(Data excerpts)
-- Begin --

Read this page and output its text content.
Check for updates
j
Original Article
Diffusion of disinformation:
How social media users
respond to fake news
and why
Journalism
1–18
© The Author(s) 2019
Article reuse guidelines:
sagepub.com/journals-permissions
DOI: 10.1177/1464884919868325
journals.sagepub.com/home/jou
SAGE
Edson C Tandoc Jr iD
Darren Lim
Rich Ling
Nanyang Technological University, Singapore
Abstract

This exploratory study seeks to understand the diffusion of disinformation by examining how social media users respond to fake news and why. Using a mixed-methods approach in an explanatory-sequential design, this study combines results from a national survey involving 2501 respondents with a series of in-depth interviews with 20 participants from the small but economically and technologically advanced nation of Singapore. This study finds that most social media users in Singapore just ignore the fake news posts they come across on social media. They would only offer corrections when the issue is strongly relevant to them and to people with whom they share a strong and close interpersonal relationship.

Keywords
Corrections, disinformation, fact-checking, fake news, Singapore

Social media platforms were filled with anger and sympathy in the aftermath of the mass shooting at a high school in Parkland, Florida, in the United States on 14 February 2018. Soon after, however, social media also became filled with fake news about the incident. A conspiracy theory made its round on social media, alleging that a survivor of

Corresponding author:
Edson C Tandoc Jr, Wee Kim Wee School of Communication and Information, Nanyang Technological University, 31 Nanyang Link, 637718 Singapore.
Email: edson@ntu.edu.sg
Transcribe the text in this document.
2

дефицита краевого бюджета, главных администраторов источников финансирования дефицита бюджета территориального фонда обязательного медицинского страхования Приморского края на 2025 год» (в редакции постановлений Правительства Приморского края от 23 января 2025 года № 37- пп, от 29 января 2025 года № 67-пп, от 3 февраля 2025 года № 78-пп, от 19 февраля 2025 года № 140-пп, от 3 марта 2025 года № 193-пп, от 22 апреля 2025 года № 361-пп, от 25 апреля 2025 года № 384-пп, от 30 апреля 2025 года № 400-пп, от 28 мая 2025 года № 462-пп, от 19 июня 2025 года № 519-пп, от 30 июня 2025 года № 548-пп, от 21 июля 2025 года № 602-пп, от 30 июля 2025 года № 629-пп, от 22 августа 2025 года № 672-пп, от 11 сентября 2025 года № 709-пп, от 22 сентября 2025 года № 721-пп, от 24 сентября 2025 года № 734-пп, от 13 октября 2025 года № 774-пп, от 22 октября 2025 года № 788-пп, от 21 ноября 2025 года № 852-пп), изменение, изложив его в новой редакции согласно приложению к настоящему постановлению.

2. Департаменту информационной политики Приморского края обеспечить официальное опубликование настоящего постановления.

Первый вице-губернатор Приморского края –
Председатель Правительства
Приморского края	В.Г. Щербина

-- End --

- The task -
Locate all lines that include the word "sagepub" and copy them out.

- Answer below -
sagepub.com/journals-permissions
journals.sagepub.com/home/jou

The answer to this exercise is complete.